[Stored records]
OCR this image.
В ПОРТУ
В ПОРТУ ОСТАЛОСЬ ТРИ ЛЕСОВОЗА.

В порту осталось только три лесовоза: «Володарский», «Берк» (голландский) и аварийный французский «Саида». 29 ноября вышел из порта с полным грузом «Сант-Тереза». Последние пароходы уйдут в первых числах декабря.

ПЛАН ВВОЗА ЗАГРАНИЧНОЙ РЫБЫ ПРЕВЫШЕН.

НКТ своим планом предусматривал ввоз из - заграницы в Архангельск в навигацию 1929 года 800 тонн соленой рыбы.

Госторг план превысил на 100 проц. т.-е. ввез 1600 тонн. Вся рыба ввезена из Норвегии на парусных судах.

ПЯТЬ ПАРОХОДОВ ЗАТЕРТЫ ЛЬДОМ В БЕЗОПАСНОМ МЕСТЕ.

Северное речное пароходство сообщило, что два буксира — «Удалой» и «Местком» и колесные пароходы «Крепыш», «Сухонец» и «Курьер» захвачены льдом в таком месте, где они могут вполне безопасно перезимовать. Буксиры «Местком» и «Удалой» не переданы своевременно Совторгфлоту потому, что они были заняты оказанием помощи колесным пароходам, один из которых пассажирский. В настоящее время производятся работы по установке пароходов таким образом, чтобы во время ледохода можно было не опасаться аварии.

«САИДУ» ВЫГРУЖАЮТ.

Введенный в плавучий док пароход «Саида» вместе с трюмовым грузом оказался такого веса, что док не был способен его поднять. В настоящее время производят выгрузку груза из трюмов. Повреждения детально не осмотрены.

**EXERCISE AIM**
Identify the lines that contain the string "тонн", and copy every one of them.

**SOLVED EXERCISE**
НКТ своим планом предусматривал ввоз из - заграницы в Архангельск в навигацию 1929 года 800 тонн соленой рыбы.
Госторг план превысил на 100 проц. т.-е. ввез 1600 тонн. Вся рыба ввезена из Норвегии на парусных судах.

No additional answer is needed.